## Exercise description
Copy out the lines that have "Aftermarket" in them.

## Source data
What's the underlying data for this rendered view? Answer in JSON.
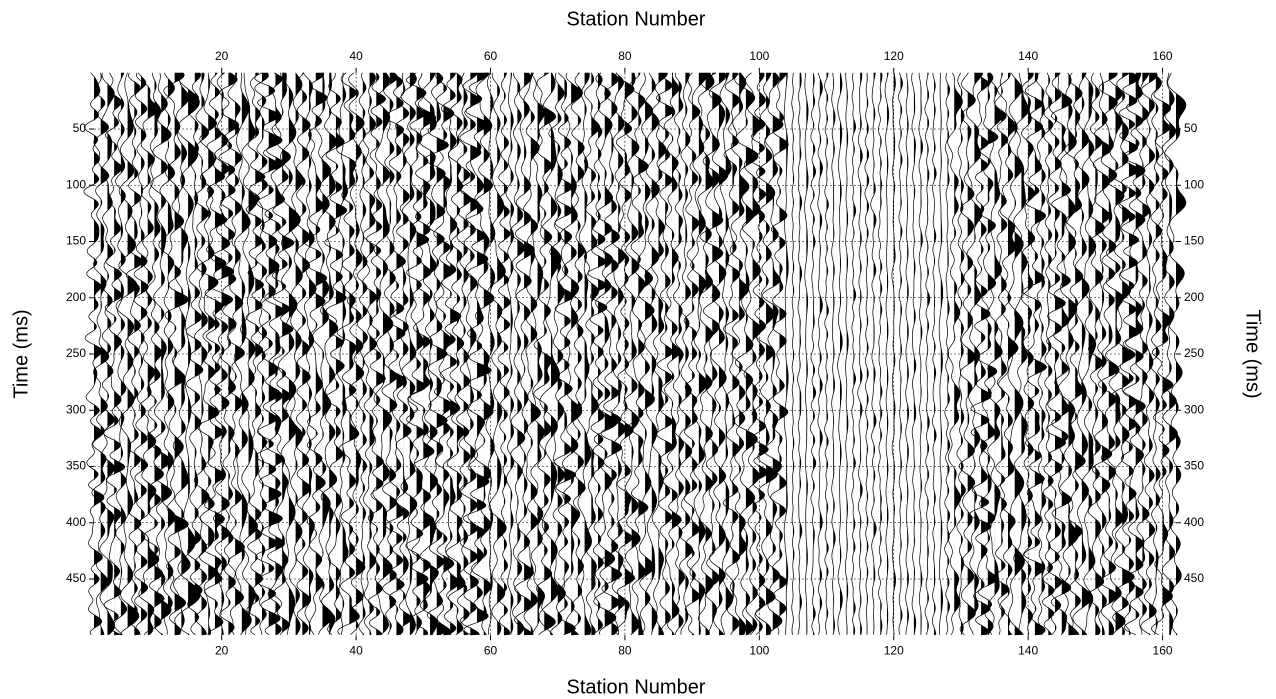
{
  "chart_data": {
    "type": "seismic-wiggle",
    "xlabel_top": "Station Number",
    "xlabel_bottom": "Station Number",
    "ylabel_left": "Time (ms)",
    "ylabel_right": "Time (ms)",
    "xlim": [
      1,
      162
    ],
    "xticks": [
      20,
      40,
      60,
      80,
      100,
      120,
      140,
      160
    ],
    "ylim": [
      0,
      500
    ],
    "yticks": [
      50,
      100,
      150,
      200,
      250,
      300,
      350,
      400,
      450
    ],
    "y_inverted": true,
    "grid": true,
    "color": "#000000"
  }
}
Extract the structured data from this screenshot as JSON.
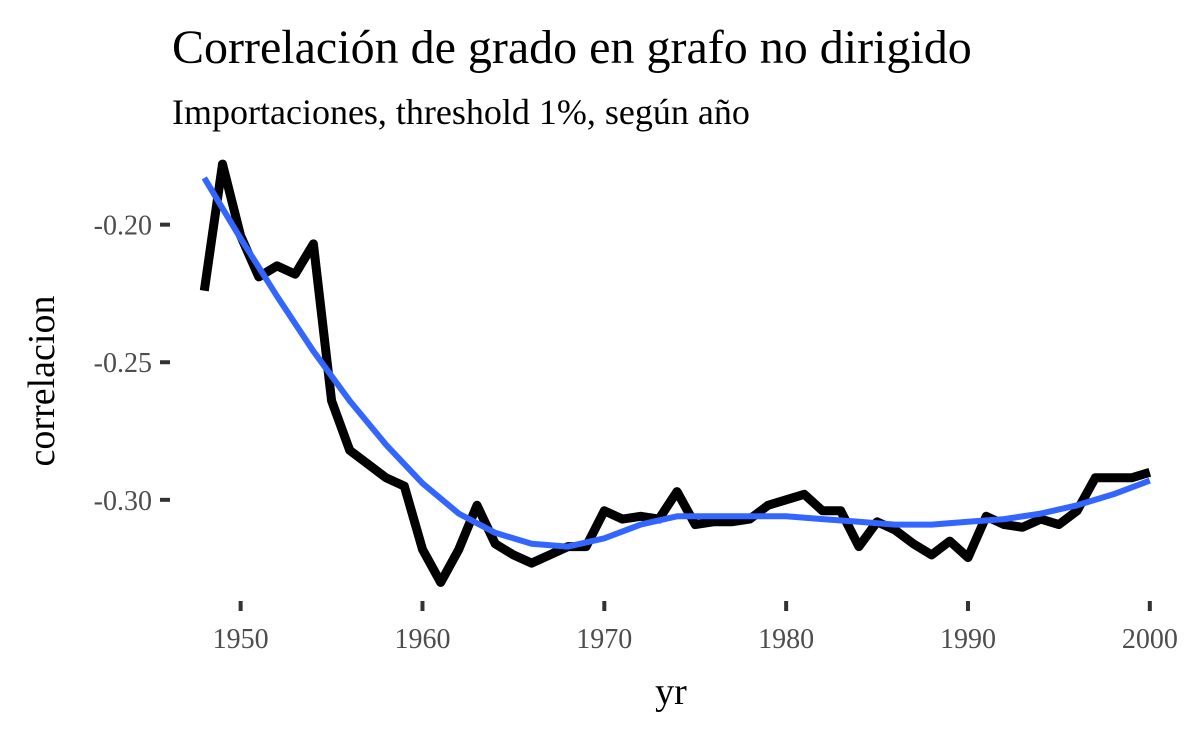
{
  "chart_data": {
    "type": "line",
    "title": "Correlación de grado en grafo no dirigido",
    "subtitle": "Importaciones, threshold 1%, según año",
    "xlabel": "yr",
    "ylabel": "correlacion",
    "xlim": [
      1946.5,
      2001
    ],
    "ylim": [
      -0.3335,
      -0.1765
    ],
    "x_ticks": [
      1950,
      1960,
      1970,
      1980,
      1990,
      2000
    ],
    "x_tick_labels": [
      "1950",
      "1960",
      "1970",
      "1980",
      "1990",
      "2000"
    ],
    "y_ticks": [
      -0.2,
      -0.25,
      -0.3
    ],
    "y_tick_labels": [
      "-0.20",
      "-0.25",
      "-0.30"
    ],
    "grid": false,
    "legend": "none",
    "series": [
      {
        "kind": "observed",
        "color": "#000000",
        "x": [
          1948,
          1949,
          1950,
          1951,
          1952,
          1953,
          1954,
          1955,
          1956,
          1957,
          1958,
          1959,
          1960,
          1961,
          1962,
          1963,
          1964,
          1965,
          1966,
          1967,
          1968,
          1969,
          1970,
          1971,
          1972,
          1973,
          1974,
          1975,
          1976,
          1977,
          1978,
          1979,
          1980,
          1981,
          1982,
          1983,
          1984,
          1985,
          1986,
          1987,
          1988,
          1989,
          1990,
          1991,
          1992,
          1993,
          1994,
          1995,
          1996,
          1997,
          1998,
          1999,
          2000
        ],
        "y": [
          -0.224,
          -0.178,
          -0.204,
          -0.219,
          -0.215,
          -0.218,
          -0.207,
          -0.264,
          -0.282,
          -0.287,
          -0.292,
          -0.295,
          -0.318,
          -0.33,
          -0.318,
          -0.302,
          -0.316,
          -0.32,
          -0.323,
          -0.32,
          -0.317,
          -0.317,
          -0.304,
          -0.307,
          -0.306,
          -0.307,
          -0.297,
          -0.309,
          -0.308,
          -0.308,
          -0.307,
          -0.302,
          -0.3,
          -0.298,
          -0.304,
          -0.304,
          -0.317,
          -0.308,
          -0.311,
          -0.316,
          -0.32,
          -0.315,
          -0.321,
          -0.306,
          -0.309,
          -0.31,
          -0.307,
          -0.309,
          -0.304,
          -0.292,
          -0.292,
          -0.292,
          -0.29
        ]
      },
      {
        "kind": "smooth",
        "color": "#3366FF",
        "x": [
          1948,
          1950,
          1952,
          1954,
          1956,
          1958,
          1960,
          1962,
          1964,
          1966,
          1968,
          1970,
          1972,
          1974,
          1976,
          1978,
          1980,
          1982,
          1984,
          1986,
          1988,
          1990,
          1992,
          1994,
          1996,
          1998,
          2000
        ],
        "y": [
          -0.183,
          -0.205,
          -0.226,
          -0.246,
          -0.264,
          -0.28,
          -0.294,
          -0.305,
          -0.312,
          -0.316,
          -0.317,
          -0.314,
          -0.309,
          -0.306,
          -0.306,
          -0.306,
          -0.306,
          -0.307,
          -0.308,
          -0.309,
          -0.309,
          -0.308,
          -0.307,
          -0.305,
          -0.302,
          -0.298,
          -0.293
        ]
      }
    ]
  }
}
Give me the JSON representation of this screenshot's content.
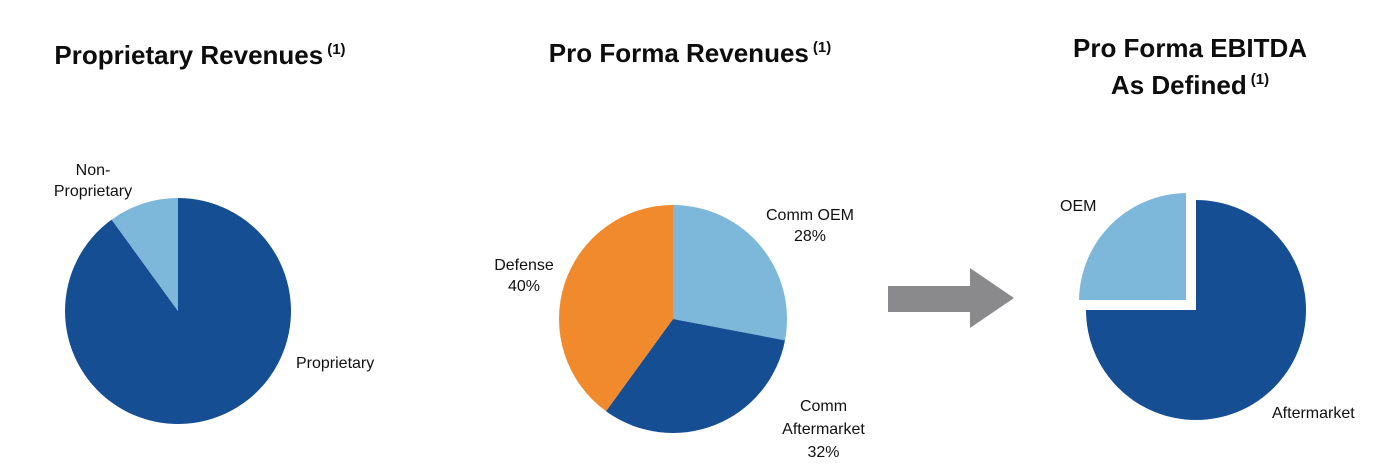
{
  "chart_data": [
    {
      "type": "pie",
      "title": "Proprietary Revenues",
      "title_note": "(1)",
      "slices": [
        {
          "label": "Proprietary",
          "value": 90,
          "color": "#154e93"
        },
        {
          "label_lines": [
            "Non-",
            "Proprietary"
          ],
          "label": "Non-Proprietary",
          "value": 10,
          "color": "#7db7da"
        }
      ]
    },
    {
      "type": "pie",
      "title": "Pro Forma Revenues",
      "title_note": "(1)",
      "slices": [
        {
          "label_lines": [
            "Comm OEM",
            "28%"
          ],
          "label": "Comm OEM",
          "value": 28,
          "pct_text": "28%",
          "color": "#7db7da"
        },
        {
          "label_lines": [
            "Comm",
            "Aftermarket",
            "32%"
          ],
          "label": "Comm Aftermarket",
          "value": 32,
          "pct_text": "32%",
          "color": "#154e93"
        },
        {
          "label_lines": [
            "Defense",
            "40%"
          ],
          "label": "Defense",
          "value": 40,
          "pct_text": "40%",
          "color": "#f08a2c"
        }
      ]
    },
    {
      "type": "pie",
      "title_lines": [
        "Pro Forma EBITDA",
        "As Defined"
      ],
      "title": "Pro Forma EBITDA As Defined",
      "title_note": "(1)",
      "slices": [
        {
          "label": "Aftermarket",
          "value": 75,
          "color": "#154e93"
        },
        {
          "label": "OEM",
          "value": 25,
          "color": "#7db7da",
          "exploded": true
        }
      ]
    }
  ],
  "arrow": {
    "icon": "right-arrow-icon",
    "color": "#8a8a8c"
  }
}
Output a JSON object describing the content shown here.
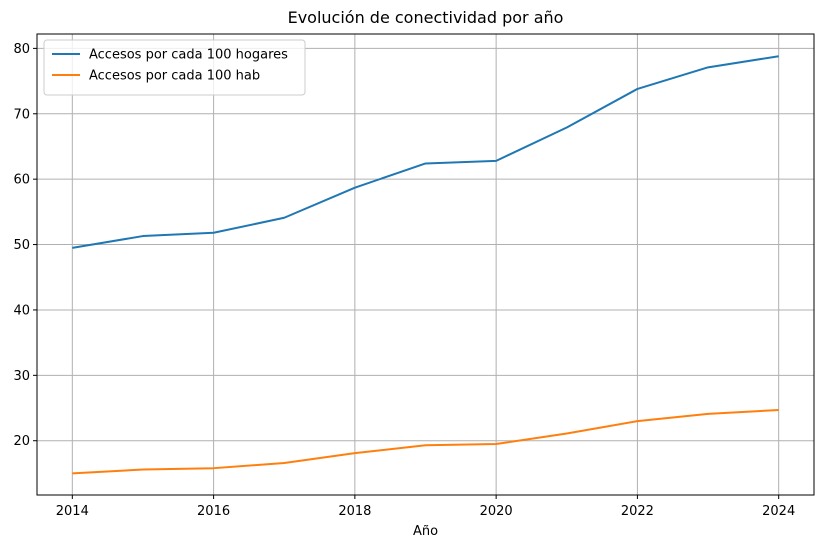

## Written answer
            "Aftermarket",
          "label": "Comm Aftermarket",
          "label": "Aftermarket",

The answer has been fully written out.